◆ **Given records**
******************************

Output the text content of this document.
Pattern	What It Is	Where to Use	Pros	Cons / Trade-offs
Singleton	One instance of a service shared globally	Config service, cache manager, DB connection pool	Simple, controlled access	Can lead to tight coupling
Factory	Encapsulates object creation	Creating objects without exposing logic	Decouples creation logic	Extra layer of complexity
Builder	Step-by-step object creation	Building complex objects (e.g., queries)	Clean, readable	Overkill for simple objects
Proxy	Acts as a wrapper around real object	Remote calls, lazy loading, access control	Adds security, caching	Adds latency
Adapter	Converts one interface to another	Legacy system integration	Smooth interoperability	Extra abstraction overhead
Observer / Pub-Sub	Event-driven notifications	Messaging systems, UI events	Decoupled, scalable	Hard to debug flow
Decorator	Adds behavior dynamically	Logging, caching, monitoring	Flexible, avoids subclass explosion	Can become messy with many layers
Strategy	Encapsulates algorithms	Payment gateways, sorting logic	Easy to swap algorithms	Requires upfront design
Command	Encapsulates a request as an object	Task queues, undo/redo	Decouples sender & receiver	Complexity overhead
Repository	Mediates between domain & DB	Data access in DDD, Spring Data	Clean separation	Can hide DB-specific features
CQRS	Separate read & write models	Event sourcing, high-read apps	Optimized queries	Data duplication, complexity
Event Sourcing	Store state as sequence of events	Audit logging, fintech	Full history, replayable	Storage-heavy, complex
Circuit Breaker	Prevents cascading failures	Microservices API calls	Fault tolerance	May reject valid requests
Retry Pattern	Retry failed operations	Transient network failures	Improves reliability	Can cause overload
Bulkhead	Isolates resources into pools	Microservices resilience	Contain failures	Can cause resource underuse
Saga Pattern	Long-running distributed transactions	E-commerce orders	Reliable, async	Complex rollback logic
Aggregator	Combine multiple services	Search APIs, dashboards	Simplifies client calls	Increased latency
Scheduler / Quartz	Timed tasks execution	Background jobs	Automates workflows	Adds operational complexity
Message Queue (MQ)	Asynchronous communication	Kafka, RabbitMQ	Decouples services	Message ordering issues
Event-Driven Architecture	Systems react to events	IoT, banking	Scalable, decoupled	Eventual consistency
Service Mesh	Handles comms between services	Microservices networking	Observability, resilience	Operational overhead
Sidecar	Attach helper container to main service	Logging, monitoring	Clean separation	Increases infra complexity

******************************

◆ **What the task requires**
From the entries above, collect every line with the string "creation" in it.

◆ **Response**
Factory	Encapsulates object creation	Creating objects without exposing logic	Decouples creation logic	Extra layer of complexity
Builder	Step-by-step object creation	Building complex objects (e.g., queries)	Clean, readable	Overkill for simple objects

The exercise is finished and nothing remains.